▸ Exercise objective
Convert every line of the material below into a single numbered list, omitting any blank lines.

(Dataset items)
....

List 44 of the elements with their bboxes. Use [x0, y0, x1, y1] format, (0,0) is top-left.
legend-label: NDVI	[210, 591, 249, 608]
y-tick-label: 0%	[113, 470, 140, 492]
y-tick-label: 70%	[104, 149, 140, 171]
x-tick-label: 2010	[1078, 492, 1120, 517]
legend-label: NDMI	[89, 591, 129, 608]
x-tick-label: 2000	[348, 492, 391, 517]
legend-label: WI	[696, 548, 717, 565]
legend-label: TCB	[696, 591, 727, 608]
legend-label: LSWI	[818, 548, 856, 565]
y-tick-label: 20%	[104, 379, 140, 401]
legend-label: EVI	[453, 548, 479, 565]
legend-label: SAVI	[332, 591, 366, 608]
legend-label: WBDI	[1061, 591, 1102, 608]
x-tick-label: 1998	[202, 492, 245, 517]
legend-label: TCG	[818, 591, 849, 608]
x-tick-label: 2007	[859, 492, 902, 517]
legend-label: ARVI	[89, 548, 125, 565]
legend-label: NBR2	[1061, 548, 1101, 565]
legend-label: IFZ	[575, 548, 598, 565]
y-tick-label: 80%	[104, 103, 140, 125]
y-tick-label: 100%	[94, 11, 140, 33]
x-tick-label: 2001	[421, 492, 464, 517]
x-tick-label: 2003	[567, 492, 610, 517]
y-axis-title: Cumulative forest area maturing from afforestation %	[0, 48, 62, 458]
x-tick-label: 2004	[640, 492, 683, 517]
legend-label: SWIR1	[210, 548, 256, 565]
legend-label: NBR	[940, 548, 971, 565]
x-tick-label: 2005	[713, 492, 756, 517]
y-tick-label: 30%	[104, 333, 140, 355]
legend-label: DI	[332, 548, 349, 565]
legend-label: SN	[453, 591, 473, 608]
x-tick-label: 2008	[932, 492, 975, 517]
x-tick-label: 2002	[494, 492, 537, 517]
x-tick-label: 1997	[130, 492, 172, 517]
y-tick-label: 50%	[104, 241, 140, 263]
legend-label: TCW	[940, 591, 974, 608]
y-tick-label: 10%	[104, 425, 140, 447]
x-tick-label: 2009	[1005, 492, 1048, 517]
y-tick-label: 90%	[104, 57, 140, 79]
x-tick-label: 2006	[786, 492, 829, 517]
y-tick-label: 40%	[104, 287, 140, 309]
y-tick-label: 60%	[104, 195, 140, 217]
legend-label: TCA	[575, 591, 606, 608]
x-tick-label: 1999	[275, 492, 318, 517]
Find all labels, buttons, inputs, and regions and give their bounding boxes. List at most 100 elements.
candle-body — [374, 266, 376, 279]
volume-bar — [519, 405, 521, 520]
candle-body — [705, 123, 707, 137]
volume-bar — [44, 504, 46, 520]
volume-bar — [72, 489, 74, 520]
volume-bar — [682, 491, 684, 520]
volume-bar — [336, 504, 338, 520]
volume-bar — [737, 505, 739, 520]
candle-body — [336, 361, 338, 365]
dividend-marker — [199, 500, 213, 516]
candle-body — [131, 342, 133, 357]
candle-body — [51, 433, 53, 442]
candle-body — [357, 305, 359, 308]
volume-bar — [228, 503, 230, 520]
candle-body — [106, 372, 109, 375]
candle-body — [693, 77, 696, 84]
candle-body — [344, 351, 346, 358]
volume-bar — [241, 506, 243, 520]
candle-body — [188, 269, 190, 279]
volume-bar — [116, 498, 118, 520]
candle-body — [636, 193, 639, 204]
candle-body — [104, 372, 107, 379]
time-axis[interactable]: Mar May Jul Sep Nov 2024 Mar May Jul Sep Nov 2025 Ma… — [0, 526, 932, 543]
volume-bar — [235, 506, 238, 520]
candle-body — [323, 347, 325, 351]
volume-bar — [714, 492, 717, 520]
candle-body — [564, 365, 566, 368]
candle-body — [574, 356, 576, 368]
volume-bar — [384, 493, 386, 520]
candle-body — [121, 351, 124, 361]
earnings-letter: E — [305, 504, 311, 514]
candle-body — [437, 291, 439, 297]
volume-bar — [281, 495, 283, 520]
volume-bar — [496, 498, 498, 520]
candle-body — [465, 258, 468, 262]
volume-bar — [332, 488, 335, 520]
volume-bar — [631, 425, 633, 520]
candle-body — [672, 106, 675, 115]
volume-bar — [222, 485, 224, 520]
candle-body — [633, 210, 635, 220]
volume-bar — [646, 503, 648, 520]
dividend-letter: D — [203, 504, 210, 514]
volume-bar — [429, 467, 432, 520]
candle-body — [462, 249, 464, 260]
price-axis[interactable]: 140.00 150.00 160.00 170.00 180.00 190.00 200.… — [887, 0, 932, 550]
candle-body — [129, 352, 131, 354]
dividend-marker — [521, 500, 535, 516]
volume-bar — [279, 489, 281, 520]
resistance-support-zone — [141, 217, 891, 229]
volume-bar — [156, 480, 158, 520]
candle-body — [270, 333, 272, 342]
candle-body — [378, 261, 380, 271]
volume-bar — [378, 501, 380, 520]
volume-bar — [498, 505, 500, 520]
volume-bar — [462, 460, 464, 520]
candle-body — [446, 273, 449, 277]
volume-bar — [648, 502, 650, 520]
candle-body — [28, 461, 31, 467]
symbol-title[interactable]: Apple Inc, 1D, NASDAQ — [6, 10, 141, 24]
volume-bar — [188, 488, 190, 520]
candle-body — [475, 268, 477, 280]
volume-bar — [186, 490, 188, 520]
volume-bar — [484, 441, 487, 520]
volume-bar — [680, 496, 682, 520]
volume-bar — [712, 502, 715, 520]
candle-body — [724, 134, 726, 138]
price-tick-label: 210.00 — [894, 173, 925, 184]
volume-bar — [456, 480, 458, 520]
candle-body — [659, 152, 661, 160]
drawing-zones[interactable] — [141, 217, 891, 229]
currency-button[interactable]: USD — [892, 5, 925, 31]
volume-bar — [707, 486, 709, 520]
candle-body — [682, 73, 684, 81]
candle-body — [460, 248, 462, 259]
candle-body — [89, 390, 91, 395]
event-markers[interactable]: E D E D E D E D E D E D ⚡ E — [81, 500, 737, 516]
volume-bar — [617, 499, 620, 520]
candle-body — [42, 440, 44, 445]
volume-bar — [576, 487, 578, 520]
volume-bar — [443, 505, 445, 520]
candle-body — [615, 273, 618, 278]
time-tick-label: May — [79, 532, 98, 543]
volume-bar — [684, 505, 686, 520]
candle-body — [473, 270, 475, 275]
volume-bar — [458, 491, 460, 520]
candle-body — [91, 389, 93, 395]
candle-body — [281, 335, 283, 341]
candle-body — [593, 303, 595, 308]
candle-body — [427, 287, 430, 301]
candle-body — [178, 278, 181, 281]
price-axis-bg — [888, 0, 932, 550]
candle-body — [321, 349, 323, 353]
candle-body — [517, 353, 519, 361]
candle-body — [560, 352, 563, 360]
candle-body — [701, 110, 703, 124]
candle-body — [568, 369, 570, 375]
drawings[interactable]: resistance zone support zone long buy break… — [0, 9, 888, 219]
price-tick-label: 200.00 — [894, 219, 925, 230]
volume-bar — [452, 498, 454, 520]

....

▸ Task result
1. List 44 of the elements with their bboxes. Use [x0, y0, x1, y1] format, (0,0) is top-left.
2. legend-label: NDVI	[210, 591, 249, 608]
3. y-tick-label: 0%	[113, 470, 140, 492]
4. y-tick-label: 70%	[104, 149, 140, 171]
5. x-tick-label: 2010	[1078, 492, 1120, 517]
6. legend-label: NDMI	[89, 591, 129, 608]
7. x-tick-label: 2000	[348, 492, 391, 517]
8. legend-label: WI	[696, 548, 717, 565]
9. legend-label: TCB	[696, 591, 727, 608]
10. legend-label: LSWI	[818, 548, 856, 565]
11. y-tick-label: 20%	[104, 379, 140, 401]
12. legend-label: EVI	[453, 548, 479, 565]
13. legend-label: SAVI	[332, 591, 366, 608]
14. legend-label: WBDI	[1061, 591, 1102, 608]
15. x-tick-label: 1998	[202, 492, 245, 517]
16. legend-label: TCG	[818, 591, 849, 608]
17. x-tick-label: 2007	[859, 492, 902, 517]
18. legend-label: ARVI	[89, 548, 125, 565]
19. legend-label: NBR2	[1061, 548, 1101, 565]
20. legend-label: IFZ	[575, 548, 598, 565]
21. y-tick-label: 80%	[104, 103, 140, 125]
22. y-tick-label: 100%	[94, 11, 140, 33]
23. x-tick-label: 2001	[421, 492, 464, 517]
24. x-tick-label: 2003	[567, 492, 610, 517]
25. y-axis-title: Cumulative forest area maturing from afforestation %	[0, 48, 62, 458]
26. x-tick-label: 2004	[640, 492, 683, 517]
27. legend-label: SWIR1	[210, 548, 256, 565]
28. legend-label: NBR	[940, 548, 971, 565]
29. x-tick-label: 2005	[713, 492, 756, 517]
30. y-tick-label: 30%	[104, 333, 140, 355]
31. legend-label: DI	[332, 548, 349, 565]
32. legend-label: SN	[453, 591, 473, 608]
33. x-tick-label: 2008	[932, 492, 975, 517]
34. x-tick-label: 2002	[494, 492, 537, 517]
35. x-tick-label: 1997	[130, 492, 172, 517]
36. y-tick-label: 50%	[104, 241, 140, 263]
37. legend-label: TCW	[940, 591, 974, 608]
38. y-tick-label: 10%	[104, 425, 140, 447]
39. x-tick-label: 2009	[1005, 492, 1048, 517]
40. y-tick-label: 90%	[104, 57, 140, 79]
41. x-tick-label: 2006	[786, 492, 829, 517]
42. y-tick-label: 40%	[104, 287, 140, 309]
43. y-tick-label: 60%	[104, 195, 140, 217]
44. legend-label: TCA	[575, 591, 606, 608]
45. x-tick-label: 1999	[275, 492, 318, 517]
46. Find all labels, buttons, inputs, and regions and give their bounding boxes. List at most 100 elements.
47. candle-body — [374, 266, 376, 279]
48. volume-bar — [519, 405, 521, 520]
49. candle-body — [705, 123, 707, 137]
50. volume-bar — [44, 504, 46, 520]
51. volume-bar — [72, 489, 74, 520]
52. volume-bar — [682, 491, 684, 520]
53. volume-bar — [336, 504, 338, 520]
54. volume-bar — [737, 505, 739, 520]
55. candle-body — [336, 361, 338, 365]
56. dividend-marker — [199, 500, 213, 516]
57. candle-body — [131, 342, 133, 357]
58. candle-body — [51, 433, 53, 442]
59. candle-body — [357, 305, 359, 308]
60. volume-bar — [228, 503, 230, 520]
61. candle-body — [106, 372, 109, 375]
62. candle-body — [693, 77, 696, 84]
63. candle-body — [344, 351, 346, 358]
64. volume-bar — [241, 506, 243, 520]
65. candle-body — [188, 269, 190, 279]
66. volume-bar — [116, 498, 118, 520]
67. candle-body — [636, 193, 639, 204]
68. candle-body — [104, 372, 107, 379]
69. time-axis[interactable]: Mar May Jul Sep Nov 2024 Mar May Jul Sep Nov 2025 Ma… — [0, 526, 932, 543]
70. volume-bar — [235, 506, 238, 520]
71. candle-body — [323, 347, 325, 351]
72. volume-bar — [714, 492, 717, 520]
73. candle-body — [564, 365, 566, 368]
74. candle-body — [574, 356, 576, 368]
75. volume-bar — [384, 493, 386, 520]
76. candle-body — [121, 351, 124, 361]
77. earnings-letter: E — [305, 504, 311, 514]
78. candle-body — [437, 291, 439, 297]
79. volume-bar — [281, 495, 283, 520]
80. volume-bar — [496, 498, 498, 520]
81. candle-body — [465, 258, 468, 262]
82. volume-bar — [332, 488, 335, 520]
83. volume-bar — [631, 425, 633, 520]
84. candle-body — [672, 106, 675, 115]
85. volume-bar — [222, 485, 224, 520]
86. candle-body — [633, 210, 635, 220]
87. volume-bar — [646, 503, 648, 520]
88. dividend-letter: D — [203, 504, 210, 514]
89. volume-bar — [429, 467, 432, 520]
90. candle-body — [462, 249, 464, 260]
91. price-axis[interactable]: 140.00 150.00 160.00 170.00 180.00 190.00 200.… — [887, 0, 932, 550]
92. candle-body — [129, 352, 131, 354]
93. dividend-marker — [521, 500, 535, 516]
94. volume-bar — [279, 489, 281, 520]
95. resistance-support-zone — [141, 217, 891, 229]
96. volume-bar — [156, 480, 158, 520]
97. candle-body — [270, 333, 272, 342]
98. candle-body — [378, 261, 380, 271]
99. volume-bar — [378, 501, 380, 520]
100. volume-bar — [498, 505, 500, 520]
101. volume-bar — [462, 460, 464, 520]
102. candle-body — [446, 273, 449, 277]
103. volume-bar — [648, 502, 650, 520]
104. candle-body — [28, 461, 31, 467]
105. symbol-title[interactable]: Apple Inc, 1D, NASDAQ — [6, 10, 141, 24]
106. volume-bar — [188, 488, 190, 520]
107. candle-body — [475, 268, 477, 280]
108. volume-bar — [186, 490, 188, 520]
109. volume-bar — [484, 441, 487, 520]
110. volume-bar — [680, 496, 682, 520]
111. volume-bar — [712, 502, 715, 520]
112. candle-body — [724, 134, 726, 138]
113. price-tick-label: 210.00 — [894, 173, 925, 184]
114. volume-bar — [456, 480, 458, 520]
115. candle-body — [659, 152, 661, 160]
116. drawing-zones[interactable] — [141, 217, 891, 229]
117. currency-button[interactable]: USD — [892, 5, 925, 31]
118. volume-bar — [707, 486, 709, 520]
119. candle-body — [682, 73, 684, 81]
120. candle-body — [460, 248, 462, 259]
121. candle-body — [89, 390, 91, 395]
122. event-markers[interactable]: E D E D E D E D E D E D ⚡ E — [81, 500, 737, 516]
123. volume-bar — [617, 499, 620, 520]
124. candle-body — [42, 440, 44, 445]
125. volume-bar — [576, 487, 578, 520]
126. volume-bar — [443, 505, 445, 520]
127. candle-body — [615, 273, 618, 278]
128. time-tick-label: May — [79, 532, 98, 543]
129. volume-bar — [684, 505, 686, 520]
130. candle-body — [473, 270, 475, 275]
131. volume-bar — [458, 491, 460, 520]
132. candle-body — [91, 389, 93, 395]
133. candle-body — [281, 335, 283, 341]
134. candle-body — [593, 303, 595, 308]
135. candle-body — [427, 287, 430, 301]
136. candle-body — [178, 278, 181, 281]
137. price-axis-bg — [888, 0, 932, 550]
138. candle-body — [321, 349, 323, 353]
139. candle-body — [517, 353, 519, 361]
140. candle-body — [560, 352, 563, 360]
141. candle-body — [701, 110, 703, 124]
142. candle-body — [568, 369, 570, 375]
143. drawings[interactable]: resistance zone support zone long buy break… — [0, 9, 888, 219]
144. price-tick-label: 200.00 — [894, 219, 925, 230]
145. volume-bar — [452, 498, 454, 520]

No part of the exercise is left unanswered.